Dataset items
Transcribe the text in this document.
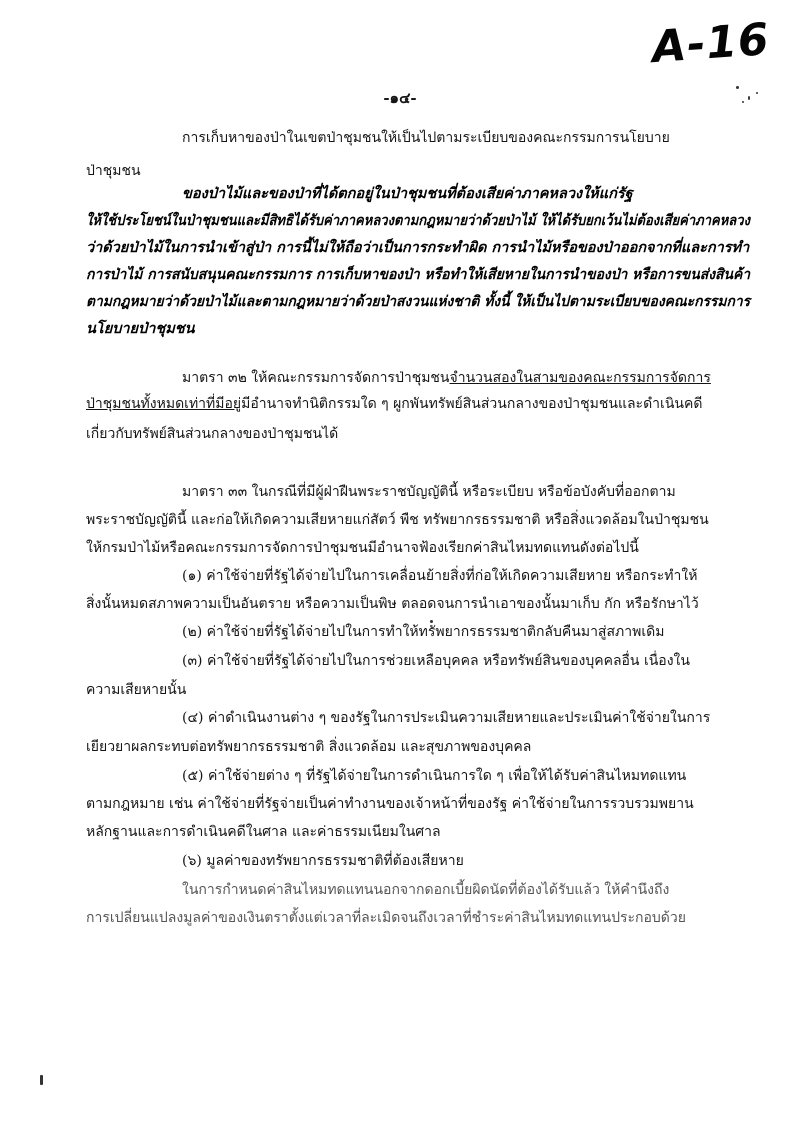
A-16
-๑๔-
การเก็บหาของป่าในเขตป่าชุมชนให้เป็นไปตามระเบียบของคณะกรรมการนโยบาย
ป่าชุมชน
ของป่าไม้และของป่าที่ได้ตกอยู่ในป่าชุมชนที่ต้องเสียค่าภาคหลวงให้แก่รัฐ
ให้ใช้ประโยชน์ในป่าชุมชนและมีสิทธิได้รับค่าภาคหลวงตามกฎหมายว่าด้วยป่าไม้ ให้ได้รับยกเว้นไม่ต้องเสียค่าภาคหลวง
ว่าด้วยป่าไม้ในการนำเข้าสู่ป่า การนี้ไม่ให้ถือว่าเป็นการกระทำผิด การนำไม้หรือของป่าออกจากที่และการทำ
การป่าไม้ การสนับสนุนคณะกรรมการ การเก็บหาของป่า หรือทำให้เสียหายในการนำของป่า หรือการขนส่งสินค้า
ตามกฎหมายว่าด้วยป่าไม้และตามกฎหมายว่าด้วยป่าสงวนแห่งชาติ ทั้งนี้ ให้เป็นไปตามระเบียบของคณะกรรมการ
นโยบายป่าชุมชน
มาตรา ๓๒ ให้คณะกรรมการจัดการป่าชุมชนจำนวนสองในสามของคณะกรรมการจัดการ
ป่าชุมชนทั้งหมดเท่าที่มีอยู่มีอำนาจทำนิติกรรมใด ๆ ผูกพันทรัพย์สินส่วนกลางของป่าชุมชนและดำเนินคดี
เกี่ยวกับทรัพย์สินส่วนกลางของป่าชุมชนได้
มาตรา ๓๓ ในกรณีที่มีผู้ฝ่าฝืนพระราชบัญญัตินี้ หรือระเบียบ หรือข้อบังคับที่ออกตาม
พระราชบัญญัตินี้ และก่อให้เกิดความเสียหายแก่สัตว์ พืช ทรัพยากรธรรมชาติ หรือสิ่งแวดล้อมในป่าชุมชน
ให้กรมป่าไม้หรือคณะกรรมการจัดการป่าชุมชนมีอำนาจฟ้องเรียกค่าสินไหมทดแทนดังต่อไปนี้
(๑) ค่าใช้จ่ายที่รัฐได้จ่ายไปในการเคลื่อนย้ายสิ่งที่ก่อให้เกิดความเสียหาย หรือกระทำให้
สิ่งนั้นหมดสภาพความเป็นอันตราย หรือความเป็นพิษ ตลอดจนการนำเอาของนั้นมาเก็บ กัก หรือรักษาไว้
(๒) ค่าใช้จ่ายที่รัฐได้จ่ายไปในการทำให้ทรัพยากรธรรมชาติกลับคืนมาสู่สภาพเดิม
(๓) ค่าใช้จ่ายที่รัฐได้จ่ายไปในการช่วยเหลือบุคคล หรือทรัพย์สินของบุคคลอื่น เนื่องใน
ความเสียหายนั้น
(๔) ค่าดำเนินงานต่าง ๆ ของรัฐในการประเมินความเสียหายและประเมินค่าใช้จ่ายในการ
เยียวยาผลกระทบต่อทรัพยากรธรรมชาติ สิ่งแวดล้อม และสุขภาพของบุคคล
(๕) ค่าใช้จ่ายต่าง ๆ ที่รัฐได้จ่ายในการดำเนินการใด ๆ เพื่อให้ได้รับค่าสินไหมทดแทน
ตามกฎหมาย เช่น ค่าใช้จ่ายที่รัฐจ่ายเป็นค่าทำงานของเจ้าหน้าที่ของรัฐ ค่าใช้จ่ายในการรวบรวมพยาน
หลักฐานและการดำเนินคดีในศาล และค่าธรรมเนียมในศาล
(๖) มูลค่าของทรัพยากรธรรมชาติที่ต้องเสียหาย
ในการกำหนดค่าสินไหมทดแทนนอกจากดอกเบี้ยผิดนัดที่ต้องได้รับแล้ว ให้คำนึงถึง
การเปลี่ยนแปลงมูลค่าของเงินตราตั้งแต่เวลาที่ละเมิดจนถึงเวลาที่ชำระค่าสินไหมทดแทนประกอบด้วย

▸ **Directive**:
Point out every line holding the string "บหาของป" and copy it.

▸ **Reply**:
การเก็บหาของป่าในเขตป่าชุมชนให้เป็นไปตามระเบียบของคณะกรรมการนโยบาย
การป่าไม้ การสนับสนุนคณะกรรมการ การเก็บหาของป่า หรือทำให้เสียหายในการนำของป่า หรือการขนส่งสินค้า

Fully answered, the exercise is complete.